------ Extract
For this recipe the cukes and onions were layered in a large pot dividing over each layer 1/3" of canning salt. (It's important to note that you must use a canning approved salt for this. I use a Kosher salt. Regular table salt has a compound in it to keep it from clumping that will turn everything cloudy. It will be ok to eat but will probably look so bad you won't want to!) 
  
This is then covered in ice and left to sit for 1.5 hours. Mine actually sat for about 2 hours until I did other things and got back to it. 
  
When this was all set I made my mix in a large pot:
2 cups sugar
2 tablespoons mustard seed
2 teaspoons trmeric
2 teaspoons celery seed
1 teaspoon ginger
1 teaspoon peppercorns
3 cups vinegar

When this was boiling I then rinsed and drained the cukes and onions multiple times and added this to the pot as well. This was all brought back to boiling again before it was packed into clean heated jars. 1/4" of headspace was left and the jars were processed for 10 minutes in a boiling water bath.

 
I love these because they truly that have jar of pickles look! Again I have to wait 4 to 6 weeks to be able to go after them and find out! Notice how they were dated on the top before they were stored. I'm hoping to have at least another round of two of cukes out of the garden so I can try some more recipes. Plus, one of the joys of doing this is being able to share fresh healthy food with friends and family. 

Thursday, August 27, 2009

Cucumber Harvest (Kosher Dills)
------------
(Parts of the exercise):
1. Reproduce the stretch of the pickle recipe from "For this recipe" through "won't want to!)", renaming "cukes" as "cucumbers" throughout.
2. Take the pickle-making post further, continuing it from the point at which it stops.
The listing is not needed for this work.
------ Stored rows
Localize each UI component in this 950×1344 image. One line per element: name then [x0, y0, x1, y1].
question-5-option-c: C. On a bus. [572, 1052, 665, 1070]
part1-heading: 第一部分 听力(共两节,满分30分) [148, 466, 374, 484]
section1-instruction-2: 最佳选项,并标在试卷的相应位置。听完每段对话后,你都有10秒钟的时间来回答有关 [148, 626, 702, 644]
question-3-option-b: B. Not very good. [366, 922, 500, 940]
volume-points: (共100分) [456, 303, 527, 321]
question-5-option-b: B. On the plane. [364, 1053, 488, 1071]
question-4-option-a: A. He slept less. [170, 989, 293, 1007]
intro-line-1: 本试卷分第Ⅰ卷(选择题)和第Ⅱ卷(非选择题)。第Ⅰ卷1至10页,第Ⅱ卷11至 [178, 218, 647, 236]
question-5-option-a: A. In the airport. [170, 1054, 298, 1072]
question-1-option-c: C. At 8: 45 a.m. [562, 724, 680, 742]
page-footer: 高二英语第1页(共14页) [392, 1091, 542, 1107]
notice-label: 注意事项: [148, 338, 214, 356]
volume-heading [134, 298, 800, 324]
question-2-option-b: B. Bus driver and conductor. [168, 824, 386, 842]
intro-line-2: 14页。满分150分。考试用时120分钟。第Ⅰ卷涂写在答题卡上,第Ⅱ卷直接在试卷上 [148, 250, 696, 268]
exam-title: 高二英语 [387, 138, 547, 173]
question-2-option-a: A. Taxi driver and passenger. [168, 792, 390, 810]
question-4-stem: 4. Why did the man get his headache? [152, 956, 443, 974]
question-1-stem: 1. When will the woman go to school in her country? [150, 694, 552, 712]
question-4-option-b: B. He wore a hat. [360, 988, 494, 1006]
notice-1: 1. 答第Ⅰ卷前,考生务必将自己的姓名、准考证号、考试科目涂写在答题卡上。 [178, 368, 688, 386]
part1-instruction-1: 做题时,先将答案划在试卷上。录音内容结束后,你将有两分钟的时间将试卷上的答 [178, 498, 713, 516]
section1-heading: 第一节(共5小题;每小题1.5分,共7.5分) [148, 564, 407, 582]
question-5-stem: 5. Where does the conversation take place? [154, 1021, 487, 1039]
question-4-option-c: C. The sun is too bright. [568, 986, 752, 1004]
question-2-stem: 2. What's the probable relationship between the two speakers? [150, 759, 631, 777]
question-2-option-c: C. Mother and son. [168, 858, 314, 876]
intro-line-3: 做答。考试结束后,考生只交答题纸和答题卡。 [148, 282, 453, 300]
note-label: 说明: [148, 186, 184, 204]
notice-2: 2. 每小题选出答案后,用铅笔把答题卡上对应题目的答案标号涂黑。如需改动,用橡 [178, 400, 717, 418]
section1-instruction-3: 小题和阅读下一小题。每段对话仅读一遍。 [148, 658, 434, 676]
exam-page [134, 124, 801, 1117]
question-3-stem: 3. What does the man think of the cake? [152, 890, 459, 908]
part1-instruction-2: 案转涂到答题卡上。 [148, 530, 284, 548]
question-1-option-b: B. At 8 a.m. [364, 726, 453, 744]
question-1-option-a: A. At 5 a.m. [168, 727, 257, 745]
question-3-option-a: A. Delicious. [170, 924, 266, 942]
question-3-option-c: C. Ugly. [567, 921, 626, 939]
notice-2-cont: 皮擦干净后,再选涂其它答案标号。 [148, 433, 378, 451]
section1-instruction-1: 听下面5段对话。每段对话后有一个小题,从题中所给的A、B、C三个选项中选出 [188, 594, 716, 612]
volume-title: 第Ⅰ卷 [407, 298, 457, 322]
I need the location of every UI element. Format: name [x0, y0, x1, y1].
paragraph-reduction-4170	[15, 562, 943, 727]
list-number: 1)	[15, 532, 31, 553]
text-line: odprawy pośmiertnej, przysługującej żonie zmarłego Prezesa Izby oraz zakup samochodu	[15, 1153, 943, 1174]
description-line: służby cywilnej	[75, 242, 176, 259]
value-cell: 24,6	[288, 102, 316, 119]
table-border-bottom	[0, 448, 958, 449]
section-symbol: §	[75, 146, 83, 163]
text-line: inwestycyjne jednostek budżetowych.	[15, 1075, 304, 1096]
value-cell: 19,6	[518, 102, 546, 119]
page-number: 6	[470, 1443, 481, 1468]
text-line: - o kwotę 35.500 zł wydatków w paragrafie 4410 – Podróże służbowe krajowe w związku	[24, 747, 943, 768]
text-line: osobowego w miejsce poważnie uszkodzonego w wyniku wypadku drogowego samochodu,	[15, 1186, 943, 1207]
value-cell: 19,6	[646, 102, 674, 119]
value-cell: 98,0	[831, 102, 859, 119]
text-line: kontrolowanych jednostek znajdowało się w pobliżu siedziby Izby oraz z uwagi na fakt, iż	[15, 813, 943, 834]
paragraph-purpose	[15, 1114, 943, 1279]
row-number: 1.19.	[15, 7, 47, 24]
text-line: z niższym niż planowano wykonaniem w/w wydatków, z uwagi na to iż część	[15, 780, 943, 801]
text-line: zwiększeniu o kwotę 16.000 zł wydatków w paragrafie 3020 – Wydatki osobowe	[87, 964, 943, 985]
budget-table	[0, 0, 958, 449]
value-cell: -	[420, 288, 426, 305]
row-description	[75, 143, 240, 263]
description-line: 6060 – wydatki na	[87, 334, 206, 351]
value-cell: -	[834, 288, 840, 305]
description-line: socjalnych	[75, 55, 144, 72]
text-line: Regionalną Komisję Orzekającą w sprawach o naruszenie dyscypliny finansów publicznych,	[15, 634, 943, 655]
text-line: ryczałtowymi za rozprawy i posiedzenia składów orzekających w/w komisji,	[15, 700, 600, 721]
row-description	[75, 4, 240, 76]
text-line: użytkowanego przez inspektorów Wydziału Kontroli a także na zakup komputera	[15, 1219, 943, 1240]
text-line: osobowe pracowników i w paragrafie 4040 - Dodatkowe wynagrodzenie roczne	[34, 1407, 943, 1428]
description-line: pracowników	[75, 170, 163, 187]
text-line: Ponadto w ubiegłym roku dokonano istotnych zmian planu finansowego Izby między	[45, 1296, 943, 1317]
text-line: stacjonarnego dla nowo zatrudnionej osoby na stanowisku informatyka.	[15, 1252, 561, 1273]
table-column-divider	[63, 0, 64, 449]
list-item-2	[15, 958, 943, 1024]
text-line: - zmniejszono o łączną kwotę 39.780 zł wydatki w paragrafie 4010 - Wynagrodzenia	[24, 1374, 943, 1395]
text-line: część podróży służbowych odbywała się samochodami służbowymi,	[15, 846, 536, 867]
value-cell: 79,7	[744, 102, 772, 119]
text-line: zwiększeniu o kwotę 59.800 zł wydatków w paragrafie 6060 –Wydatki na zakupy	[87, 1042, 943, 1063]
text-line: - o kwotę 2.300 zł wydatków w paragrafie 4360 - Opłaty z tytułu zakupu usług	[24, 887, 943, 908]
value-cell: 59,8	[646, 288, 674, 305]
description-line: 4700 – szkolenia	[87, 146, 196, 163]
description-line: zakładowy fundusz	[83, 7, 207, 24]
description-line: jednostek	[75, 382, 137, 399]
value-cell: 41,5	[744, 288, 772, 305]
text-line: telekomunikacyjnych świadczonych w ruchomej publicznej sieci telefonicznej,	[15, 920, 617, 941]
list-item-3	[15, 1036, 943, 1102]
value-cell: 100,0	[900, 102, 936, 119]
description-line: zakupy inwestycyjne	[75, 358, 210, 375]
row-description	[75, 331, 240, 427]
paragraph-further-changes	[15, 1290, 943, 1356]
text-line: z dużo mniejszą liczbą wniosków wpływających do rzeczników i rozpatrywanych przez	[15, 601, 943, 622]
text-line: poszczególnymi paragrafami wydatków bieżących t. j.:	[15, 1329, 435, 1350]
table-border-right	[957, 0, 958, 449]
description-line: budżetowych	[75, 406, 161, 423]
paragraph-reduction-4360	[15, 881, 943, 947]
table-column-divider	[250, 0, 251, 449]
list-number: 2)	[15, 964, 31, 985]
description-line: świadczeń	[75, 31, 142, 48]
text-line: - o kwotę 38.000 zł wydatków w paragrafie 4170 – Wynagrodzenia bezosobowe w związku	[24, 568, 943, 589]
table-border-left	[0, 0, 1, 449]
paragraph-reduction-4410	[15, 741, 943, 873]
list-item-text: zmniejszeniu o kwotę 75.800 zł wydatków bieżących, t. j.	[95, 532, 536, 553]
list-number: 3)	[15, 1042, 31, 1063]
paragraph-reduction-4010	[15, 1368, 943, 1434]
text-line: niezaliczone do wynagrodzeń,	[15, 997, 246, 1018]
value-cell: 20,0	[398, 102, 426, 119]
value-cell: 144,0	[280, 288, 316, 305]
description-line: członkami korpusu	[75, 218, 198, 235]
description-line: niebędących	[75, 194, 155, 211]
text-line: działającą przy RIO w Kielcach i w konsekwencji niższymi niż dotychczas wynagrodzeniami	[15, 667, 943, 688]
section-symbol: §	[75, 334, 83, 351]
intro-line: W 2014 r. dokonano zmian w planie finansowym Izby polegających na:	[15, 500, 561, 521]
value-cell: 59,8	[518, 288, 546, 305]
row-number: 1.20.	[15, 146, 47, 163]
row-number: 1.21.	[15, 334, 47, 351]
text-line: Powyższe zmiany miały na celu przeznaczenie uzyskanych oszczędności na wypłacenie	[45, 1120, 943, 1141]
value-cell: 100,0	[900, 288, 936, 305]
------------
(Task answers):
1.
For this recipe the cucumbers and onions were layered in a large pot dividing over each layer 1/3" of canning salt. (It's important to note that you must use a canning approved salt for this. I use a Kosher salt. Regular table salt has a compound in it to keep it from clumping that will turn everything cloudy. It will be ok to eat but will probably look so bad you won't want to!)

2.
One of the things I've been educating myself with during this process is how to properly preserve food that I get fresh from a farmer's market or from my own garden. This way I can enjoy freshness from my garden all year long as well as have a supply of food that doesn't require refrigeration and therefore very handy in case of emergency.

Before I begin to talk about my experiences making pickles I'd like to stress that if you want to do some home canning of your own you MUST follow proper procedure. All the recipes I use and the ones you should use all need to be approved CANNING recipes not COOKING recipes you want to put in jars. In fact a lot of recipes that have been used by families for years (one Grandma handed down, etc.) aren't considered safe by today's standards. When in doubt a great resource is the National Center for Home Preserving.

Ok, that being said my quest for pickles began with growing pickling cucumbers in my home garden. I can go into detail more about that process but suffice to say I harvested about 4.5 lbs of pickling cukes for a recipe that calls for 4lbs.

 
  
I washed and cleaned the cukes and cut them into spears. To start the process I prepped and added to a stove pot

14 cloves garlic, peeled & split
1/4 cup salt
2 3/4 cups distilled or apple cider vinegar 5% acidity

This is all heated until it is boiling (this is important...make sure if a recipe calls for boiling you do it!) 
While this is heating you need to get yours jars and lids ready. The jars I put in the dishwasher to heat and sterilize them (this recipe calls for 7 pint jars). The rings can just sit and wait and the lids I put on the stove in a pot of hot water (DO NOT BOIL). Boiling will soften the seals too much and cause them to fail.
When this is boiling remove garlic and place 4 halves into each clean jar, then pack cucumbers, adding 2 sprigs of dill and 4 peppercorns.
When the jars or packed your going to pour the hot liquid into the jars leaving 1/2" of space at the top (this is called headspace and again is important to do as the recipe asks). You then adjust the 2 piece lids of the jars and put them in the boiling water bath canner and process for 10 minutes. Following canning guidelines to ensure a good seal! (Remember the site above!)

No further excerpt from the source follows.